Directions for this task:
Looking at the listing, state how many of its lines contain the string "monomeru". Write only the number.

Provided records:
====================

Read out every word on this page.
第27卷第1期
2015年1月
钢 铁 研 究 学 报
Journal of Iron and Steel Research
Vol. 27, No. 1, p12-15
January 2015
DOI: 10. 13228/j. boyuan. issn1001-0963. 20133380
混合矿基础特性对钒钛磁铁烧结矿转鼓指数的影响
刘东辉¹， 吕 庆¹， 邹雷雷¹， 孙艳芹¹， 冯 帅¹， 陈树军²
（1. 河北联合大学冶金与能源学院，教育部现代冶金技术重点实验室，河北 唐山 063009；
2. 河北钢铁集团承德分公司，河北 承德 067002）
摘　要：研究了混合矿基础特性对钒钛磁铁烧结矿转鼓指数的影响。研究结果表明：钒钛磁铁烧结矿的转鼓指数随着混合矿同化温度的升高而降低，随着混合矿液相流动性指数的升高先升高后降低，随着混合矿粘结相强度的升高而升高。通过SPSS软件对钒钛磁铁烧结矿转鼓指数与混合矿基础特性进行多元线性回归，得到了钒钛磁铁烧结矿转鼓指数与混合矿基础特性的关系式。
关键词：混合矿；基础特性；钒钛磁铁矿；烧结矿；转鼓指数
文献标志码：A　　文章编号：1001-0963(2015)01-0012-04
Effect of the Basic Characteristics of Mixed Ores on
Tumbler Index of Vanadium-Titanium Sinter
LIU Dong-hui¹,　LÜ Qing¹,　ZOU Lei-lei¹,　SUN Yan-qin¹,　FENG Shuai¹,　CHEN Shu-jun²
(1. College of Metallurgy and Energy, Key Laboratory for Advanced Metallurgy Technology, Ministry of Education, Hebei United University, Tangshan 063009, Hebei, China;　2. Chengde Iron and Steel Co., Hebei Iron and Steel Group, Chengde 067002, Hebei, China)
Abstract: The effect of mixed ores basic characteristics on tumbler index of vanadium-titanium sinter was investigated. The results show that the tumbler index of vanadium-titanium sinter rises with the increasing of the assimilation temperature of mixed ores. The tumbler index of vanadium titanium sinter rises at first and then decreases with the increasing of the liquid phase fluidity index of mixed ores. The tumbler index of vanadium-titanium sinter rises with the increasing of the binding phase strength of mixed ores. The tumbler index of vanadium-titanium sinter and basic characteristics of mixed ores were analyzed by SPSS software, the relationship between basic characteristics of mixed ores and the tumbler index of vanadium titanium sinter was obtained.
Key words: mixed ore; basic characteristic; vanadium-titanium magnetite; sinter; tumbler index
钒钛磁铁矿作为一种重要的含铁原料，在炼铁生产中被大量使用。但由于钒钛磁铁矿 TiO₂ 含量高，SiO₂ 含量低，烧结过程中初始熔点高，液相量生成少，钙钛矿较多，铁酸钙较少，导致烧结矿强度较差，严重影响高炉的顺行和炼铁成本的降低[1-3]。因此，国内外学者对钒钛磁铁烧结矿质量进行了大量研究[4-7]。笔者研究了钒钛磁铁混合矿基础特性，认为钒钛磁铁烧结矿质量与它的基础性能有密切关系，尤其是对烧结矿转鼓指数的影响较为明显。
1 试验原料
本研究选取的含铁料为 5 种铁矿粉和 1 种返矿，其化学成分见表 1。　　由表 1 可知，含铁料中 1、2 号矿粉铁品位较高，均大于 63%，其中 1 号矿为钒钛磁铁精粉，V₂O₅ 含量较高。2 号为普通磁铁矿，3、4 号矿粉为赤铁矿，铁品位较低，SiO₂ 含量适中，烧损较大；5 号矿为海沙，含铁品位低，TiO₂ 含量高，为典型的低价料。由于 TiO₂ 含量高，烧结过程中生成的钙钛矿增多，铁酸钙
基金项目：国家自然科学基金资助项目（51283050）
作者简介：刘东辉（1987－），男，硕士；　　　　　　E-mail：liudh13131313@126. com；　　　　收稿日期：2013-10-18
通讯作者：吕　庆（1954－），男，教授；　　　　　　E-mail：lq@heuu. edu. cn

====================

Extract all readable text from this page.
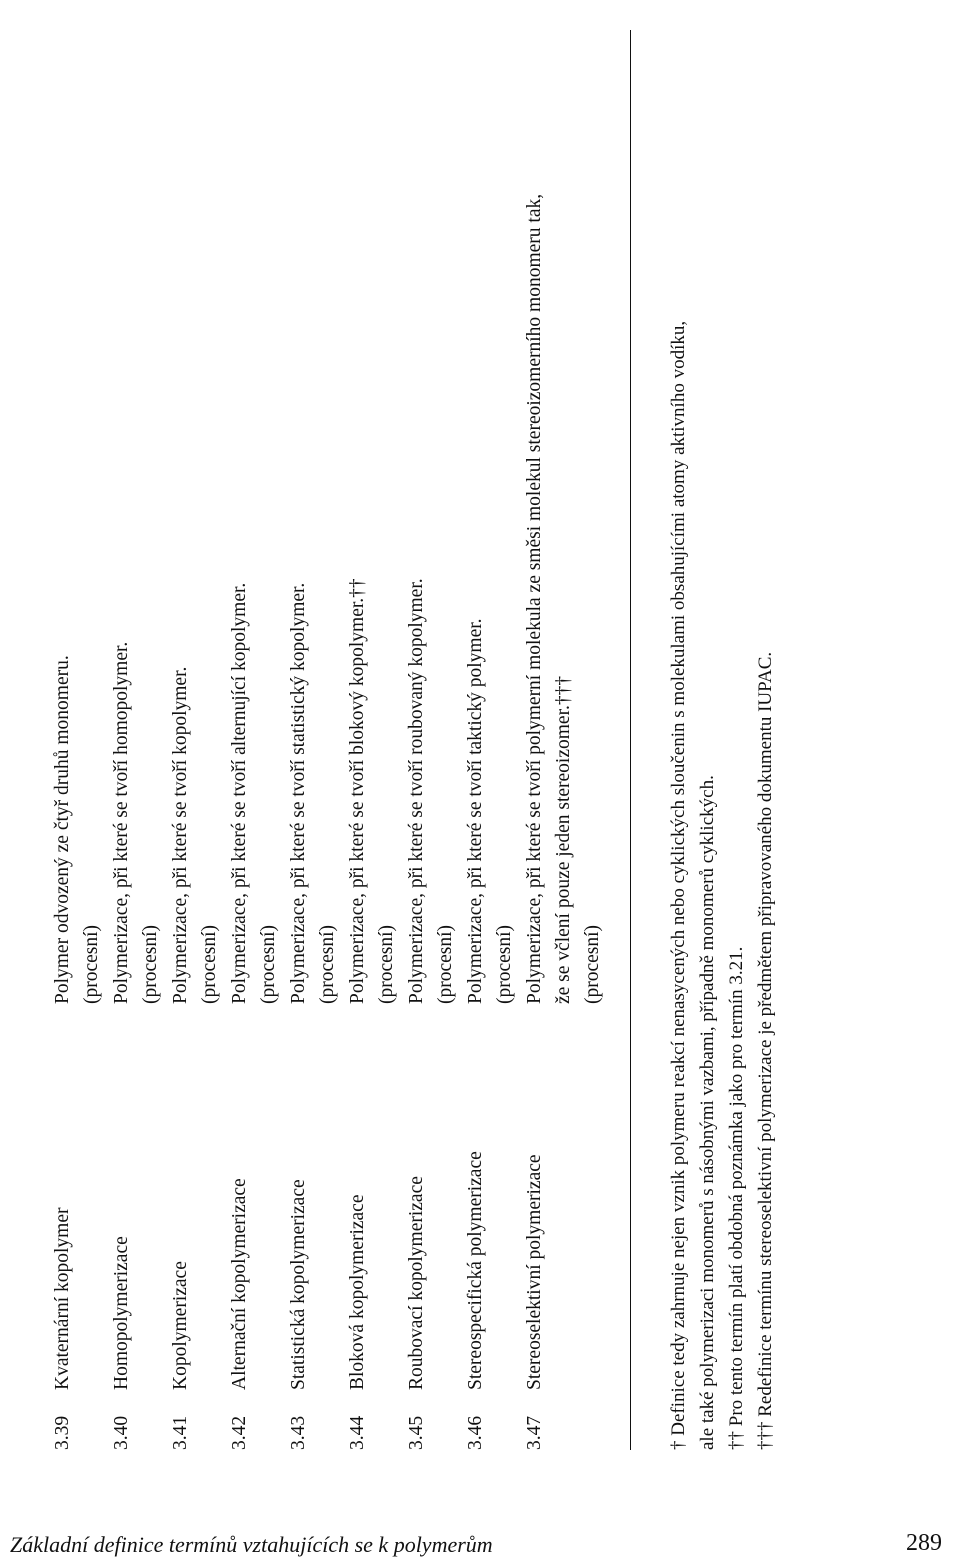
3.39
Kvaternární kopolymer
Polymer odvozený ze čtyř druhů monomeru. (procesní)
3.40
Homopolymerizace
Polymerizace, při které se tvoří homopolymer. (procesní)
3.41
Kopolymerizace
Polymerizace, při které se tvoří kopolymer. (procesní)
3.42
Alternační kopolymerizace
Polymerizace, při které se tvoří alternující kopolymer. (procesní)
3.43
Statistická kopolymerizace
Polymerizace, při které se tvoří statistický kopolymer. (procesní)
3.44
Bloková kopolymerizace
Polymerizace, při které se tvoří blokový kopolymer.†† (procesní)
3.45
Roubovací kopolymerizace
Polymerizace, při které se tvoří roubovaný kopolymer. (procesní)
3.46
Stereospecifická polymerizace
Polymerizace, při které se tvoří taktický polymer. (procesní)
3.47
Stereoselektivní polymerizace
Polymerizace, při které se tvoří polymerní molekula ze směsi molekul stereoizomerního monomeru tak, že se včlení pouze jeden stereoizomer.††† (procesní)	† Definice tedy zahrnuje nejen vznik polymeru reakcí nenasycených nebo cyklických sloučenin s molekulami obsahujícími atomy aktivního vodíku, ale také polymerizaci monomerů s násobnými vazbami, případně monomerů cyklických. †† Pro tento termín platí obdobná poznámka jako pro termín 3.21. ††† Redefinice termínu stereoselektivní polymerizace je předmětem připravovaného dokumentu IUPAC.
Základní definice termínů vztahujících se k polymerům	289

====================

The answer:
2